■ Task input:
+ + + + + + +

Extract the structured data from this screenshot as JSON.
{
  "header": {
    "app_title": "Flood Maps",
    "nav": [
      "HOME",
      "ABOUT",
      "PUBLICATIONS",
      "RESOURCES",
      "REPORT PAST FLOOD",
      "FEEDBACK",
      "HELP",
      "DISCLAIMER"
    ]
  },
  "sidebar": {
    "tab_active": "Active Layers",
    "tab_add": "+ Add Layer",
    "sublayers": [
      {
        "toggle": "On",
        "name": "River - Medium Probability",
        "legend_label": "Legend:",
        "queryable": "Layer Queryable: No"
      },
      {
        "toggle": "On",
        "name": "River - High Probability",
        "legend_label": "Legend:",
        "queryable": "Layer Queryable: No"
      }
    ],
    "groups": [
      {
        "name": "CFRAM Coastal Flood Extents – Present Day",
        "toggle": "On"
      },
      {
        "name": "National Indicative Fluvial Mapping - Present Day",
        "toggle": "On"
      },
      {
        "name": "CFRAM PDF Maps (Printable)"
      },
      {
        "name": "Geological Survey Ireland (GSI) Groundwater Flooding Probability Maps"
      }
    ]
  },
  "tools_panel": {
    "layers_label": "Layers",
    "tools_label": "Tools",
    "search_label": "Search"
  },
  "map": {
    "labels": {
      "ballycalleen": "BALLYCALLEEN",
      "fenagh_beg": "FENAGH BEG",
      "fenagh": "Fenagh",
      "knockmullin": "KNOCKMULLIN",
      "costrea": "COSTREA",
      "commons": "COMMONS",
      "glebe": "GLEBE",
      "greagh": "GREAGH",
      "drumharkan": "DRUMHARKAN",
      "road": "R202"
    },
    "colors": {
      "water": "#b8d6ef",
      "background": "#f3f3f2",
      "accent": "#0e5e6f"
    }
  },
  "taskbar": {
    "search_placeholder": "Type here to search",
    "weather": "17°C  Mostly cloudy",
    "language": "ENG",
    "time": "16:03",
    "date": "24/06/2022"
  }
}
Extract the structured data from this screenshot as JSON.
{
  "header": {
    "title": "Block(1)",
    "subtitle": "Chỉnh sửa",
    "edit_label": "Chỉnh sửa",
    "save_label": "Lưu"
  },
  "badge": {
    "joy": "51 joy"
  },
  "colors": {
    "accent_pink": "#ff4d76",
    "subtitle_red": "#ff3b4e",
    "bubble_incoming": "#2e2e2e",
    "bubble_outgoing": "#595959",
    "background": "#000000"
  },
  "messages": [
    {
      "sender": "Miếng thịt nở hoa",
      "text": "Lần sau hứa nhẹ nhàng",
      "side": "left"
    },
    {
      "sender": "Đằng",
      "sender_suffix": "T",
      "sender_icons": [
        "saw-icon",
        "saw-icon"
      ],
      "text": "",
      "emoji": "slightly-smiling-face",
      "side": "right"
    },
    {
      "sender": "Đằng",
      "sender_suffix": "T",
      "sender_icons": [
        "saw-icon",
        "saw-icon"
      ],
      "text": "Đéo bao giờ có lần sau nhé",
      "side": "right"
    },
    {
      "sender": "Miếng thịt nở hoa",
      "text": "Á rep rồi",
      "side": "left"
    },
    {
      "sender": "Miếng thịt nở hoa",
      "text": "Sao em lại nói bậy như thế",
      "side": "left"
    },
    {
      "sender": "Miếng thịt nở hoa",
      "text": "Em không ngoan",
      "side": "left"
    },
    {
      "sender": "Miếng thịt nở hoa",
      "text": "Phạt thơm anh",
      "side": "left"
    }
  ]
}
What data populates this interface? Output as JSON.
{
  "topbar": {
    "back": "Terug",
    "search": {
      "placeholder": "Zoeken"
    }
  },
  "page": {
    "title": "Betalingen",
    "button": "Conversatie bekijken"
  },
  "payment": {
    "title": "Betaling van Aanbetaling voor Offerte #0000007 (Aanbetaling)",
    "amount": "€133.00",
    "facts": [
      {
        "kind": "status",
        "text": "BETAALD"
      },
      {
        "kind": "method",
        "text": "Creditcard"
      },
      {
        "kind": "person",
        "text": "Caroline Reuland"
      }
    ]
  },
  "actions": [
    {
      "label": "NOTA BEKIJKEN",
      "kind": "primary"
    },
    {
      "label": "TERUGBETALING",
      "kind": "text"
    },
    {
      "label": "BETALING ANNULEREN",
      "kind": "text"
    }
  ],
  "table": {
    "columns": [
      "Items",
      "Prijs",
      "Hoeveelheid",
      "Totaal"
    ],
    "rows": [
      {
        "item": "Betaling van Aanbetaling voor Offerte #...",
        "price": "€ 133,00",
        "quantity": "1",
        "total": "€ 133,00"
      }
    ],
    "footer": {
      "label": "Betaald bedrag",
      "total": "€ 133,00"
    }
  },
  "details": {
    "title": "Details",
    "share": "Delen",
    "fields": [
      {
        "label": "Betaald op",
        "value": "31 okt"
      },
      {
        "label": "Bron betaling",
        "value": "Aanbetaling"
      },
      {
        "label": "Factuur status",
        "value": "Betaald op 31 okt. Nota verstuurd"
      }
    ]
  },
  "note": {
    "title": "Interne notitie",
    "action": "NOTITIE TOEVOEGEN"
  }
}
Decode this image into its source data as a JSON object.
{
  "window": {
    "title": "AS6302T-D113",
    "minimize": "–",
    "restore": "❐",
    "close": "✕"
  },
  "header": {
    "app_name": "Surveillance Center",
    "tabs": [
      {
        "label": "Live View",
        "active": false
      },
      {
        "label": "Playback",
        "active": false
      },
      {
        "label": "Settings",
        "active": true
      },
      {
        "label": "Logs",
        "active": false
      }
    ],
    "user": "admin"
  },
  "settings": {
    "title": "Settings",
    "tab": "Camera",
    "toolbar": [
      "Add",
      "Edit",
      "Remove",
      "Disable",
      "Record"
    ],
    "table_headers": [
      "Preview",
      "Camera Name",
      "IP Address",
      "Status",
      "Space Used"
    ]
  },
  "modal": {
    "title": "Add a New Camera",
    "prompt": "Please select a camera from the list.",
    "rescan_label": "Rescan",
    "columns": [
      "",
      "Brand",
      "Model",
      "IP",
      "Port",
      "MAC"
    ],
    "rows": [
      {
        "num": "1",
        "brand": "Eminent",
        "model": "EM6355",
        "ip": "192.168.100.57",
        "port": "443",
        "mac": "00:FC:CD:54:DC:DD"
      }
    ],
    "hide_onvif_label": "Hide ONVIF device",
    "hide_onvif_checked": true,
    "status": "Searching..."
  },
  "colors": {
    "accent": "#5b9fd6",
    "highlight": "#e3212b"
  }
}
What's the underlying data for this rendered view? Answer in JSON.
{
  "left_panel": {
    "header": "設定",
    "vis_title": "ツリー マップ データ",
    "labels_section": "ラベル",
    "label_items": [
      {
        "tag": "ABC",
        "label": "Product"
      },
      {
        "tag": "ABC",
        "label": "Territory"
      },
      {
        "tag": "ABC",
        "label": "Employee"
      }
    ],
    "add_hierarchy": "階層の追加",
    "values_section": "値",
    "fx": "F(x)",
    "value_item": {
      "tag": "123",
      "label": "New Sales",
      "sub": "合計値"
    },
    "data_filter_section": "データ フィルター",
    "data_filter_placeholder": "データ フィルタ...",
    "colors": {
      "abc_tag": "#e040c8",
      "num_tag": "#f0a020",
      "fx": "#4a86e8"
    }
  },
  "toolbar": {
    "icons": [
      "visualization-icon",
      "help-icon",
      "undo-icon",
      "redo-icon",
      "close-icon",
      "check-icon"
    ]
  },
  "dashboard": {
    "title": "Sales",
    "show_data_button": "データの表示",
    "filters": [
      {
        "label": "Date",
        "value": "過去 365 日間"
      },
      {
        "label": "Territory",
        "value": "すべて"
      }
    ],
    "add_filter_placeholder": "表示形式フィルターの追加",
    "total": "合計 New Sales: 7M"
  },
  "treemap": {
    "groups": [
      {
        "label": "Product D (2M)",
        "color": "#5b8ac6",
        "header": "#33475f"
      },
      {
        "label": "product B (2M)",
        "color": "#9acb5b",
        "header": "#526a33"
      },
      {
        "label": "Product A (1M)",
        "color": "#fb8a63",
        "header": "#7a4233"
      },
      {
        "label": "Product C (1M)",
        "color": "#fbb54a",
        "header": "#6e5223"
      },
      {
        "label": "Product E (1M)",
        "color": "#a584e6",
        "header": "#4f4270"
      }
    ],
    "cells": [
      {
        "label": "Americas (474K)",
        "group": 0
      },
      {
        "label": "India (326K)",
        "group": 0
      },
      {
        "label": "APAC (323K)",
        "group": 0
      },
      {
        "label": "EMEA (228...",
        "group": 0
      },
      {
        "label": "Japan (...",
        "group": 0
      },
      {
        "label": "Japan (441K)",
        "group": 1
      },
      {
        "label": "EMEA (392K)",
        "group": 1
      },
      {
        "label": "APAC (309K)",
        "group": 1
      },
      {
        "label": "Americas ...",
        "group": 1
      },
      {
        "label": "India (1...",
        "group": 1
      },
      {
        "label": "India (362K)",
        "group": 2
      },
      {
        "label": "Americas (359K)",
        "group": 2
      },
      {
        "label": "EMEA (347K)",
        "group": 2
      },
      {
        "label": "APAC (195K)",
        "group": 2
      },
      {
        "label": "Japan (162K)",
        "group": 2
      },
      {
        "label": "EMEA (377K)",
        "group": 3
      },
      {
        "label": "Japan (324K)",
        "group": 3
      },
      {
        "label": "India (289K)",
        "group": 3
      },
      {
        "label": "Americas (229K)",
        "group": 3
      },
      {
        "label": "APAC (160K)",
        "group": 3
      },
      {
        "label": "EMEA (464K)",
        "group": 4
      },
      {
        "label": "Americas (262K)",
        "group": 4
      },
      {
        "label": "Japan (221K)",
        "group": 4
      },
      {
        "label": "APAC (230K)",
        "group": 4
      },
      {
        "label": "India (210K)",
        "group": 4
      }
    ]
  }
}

+ + + + + + +

■ Stated problem: Identify lines with the string "CFRAM". Copy each one.

■ Reply:
        "name": "CFRAM Coastal Flood Extents – Present Day",
        "name": "CFRAM PDF Maps (Printable)"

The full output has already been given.